* Problem requirements:
Show only lines that include "image".

* START Material provided *

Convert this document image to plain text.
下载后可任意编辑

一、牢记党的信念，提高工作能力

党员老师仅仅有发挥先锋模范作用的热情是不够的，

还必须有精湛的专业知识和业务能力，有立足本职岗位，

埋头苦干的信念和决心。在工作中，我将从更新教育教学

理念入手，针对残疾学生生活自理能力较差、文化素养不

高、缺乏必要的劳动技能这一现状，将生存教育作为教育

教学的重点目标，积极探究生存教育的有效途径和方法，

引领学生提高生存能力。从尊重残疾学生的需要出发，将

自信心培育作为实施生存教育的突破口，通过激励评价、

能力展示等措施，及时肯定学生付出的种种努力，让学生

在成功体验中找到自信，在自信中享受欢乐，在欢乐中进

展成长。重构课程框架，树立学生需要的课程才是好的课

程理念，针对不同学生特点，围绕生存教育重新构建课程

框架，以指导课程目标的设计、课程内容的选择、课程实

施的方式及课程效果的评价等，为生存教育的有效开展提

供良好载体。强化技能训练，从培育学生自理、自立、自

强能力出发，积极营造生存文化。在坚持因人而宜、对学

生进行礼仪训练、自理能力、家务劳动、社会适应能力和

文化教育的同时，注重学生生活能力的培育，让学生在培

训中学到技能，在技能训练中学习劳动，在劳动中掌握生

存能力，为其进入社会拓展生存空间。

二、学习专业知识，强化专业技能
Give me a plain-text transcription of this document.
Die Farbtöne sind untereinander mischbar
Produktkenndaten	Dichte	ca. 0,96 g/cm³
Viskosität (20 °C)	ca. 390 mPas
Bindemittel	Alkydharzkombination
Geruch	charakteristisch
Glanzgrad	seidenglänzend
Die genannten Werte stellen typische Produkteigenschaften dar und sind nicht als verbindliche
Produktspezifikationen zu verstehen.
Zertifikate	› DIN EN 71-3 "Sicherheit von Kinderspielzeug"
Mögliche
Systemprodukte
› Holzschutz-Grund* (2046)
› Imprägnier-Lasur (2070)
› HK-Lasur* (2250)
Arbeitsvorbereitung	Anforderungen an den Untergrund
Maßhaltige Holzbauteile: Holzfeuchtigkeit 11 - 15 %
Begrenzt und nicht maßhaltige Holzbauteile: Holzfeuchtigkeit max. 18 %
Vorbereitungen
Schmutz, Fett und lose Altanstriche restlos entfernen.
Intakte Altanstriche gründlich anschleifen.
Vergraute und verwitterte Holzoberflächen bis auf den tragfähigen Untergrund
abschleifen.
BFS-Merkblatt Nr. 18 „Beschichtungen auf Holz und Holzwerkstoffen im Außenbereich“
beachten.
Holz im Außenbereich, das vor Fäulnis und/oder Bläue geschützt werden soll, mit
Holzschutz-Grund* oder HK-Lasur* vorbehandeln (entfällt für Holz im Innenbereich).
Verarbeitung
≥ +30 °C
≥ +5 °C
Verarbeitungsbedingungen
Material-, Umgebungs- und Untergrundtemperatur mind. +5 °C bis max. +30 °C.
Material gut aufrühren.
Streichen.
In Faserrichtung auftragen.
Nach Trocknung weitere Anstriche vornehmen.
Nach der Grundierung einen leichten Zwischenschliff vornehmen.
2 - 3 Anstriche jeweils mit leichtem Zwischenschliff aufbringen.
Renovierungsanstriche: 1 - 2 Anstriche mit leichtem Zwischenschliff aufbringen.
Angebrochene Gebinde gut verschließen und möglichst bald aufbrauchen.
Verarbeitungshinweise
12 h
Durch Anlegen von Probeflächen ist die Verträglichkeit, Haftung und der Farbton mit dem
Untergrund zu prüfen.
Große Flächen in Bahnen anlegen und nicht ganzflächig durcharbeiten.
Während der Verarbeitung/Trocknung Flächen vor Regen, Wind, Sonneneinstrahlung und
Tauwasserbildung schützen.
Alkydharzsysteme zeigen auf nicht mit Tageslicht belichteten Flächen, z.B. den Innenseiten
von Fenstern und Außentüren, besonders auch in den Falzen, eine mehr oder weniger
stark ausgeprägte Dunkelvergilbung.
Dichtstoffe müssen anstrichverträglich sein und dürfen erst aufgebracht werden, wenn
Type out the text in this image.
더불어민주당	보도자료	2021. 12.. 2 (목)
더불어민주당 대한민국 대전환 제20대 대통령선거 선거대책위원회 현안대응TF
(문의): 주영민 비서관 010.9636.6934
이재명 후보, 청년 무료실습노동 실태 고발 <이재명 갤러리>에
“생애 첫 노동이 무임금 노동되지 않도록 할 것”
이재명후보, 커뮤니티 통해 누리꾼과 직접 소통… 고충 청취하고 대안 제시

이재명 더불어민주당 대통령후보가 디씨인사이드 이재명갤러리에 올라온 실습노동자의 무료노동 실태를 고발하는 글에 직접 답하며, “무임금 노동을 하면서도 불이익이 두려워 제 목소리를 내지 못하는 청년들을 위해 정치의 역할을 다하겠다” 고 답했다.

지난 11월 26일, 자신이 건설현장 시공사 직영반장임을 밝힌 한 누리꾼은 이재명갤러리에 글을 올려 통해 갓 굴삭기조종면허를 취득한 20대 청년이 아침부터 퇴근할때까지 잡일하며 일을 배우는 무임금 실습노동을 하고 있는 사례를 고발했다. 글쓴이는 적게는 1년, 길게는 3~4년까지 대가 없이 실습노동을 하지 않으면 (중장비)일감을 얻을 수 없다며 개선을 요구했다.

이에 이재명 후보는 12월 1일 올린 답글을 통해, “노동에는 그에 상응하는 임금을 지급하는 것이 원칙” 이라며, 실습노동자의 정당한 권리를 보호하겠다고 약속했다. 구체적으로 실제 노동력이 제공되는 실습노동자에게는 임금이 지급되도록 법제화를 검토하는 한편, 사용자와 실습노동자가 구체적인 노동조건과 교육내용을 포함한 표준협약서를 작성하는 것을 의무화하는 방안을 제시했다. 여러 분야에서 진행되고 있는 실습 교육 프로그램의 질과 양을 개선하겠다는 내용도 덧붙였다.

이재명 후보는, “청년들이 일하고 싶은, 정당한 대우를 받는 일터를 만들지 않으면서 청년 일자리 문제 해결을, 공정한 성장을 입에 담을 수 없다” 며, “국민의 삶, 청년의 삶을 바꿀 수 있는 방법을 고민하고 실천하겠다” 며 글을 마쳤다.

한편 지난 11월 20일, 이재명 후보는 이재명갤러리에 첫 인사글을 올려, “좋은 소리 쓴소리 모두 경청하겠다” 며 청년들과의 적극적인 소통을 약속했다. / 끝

* END Material provided *

* Exercise output:
Convert this document image to plain text.
Type out the text in this image.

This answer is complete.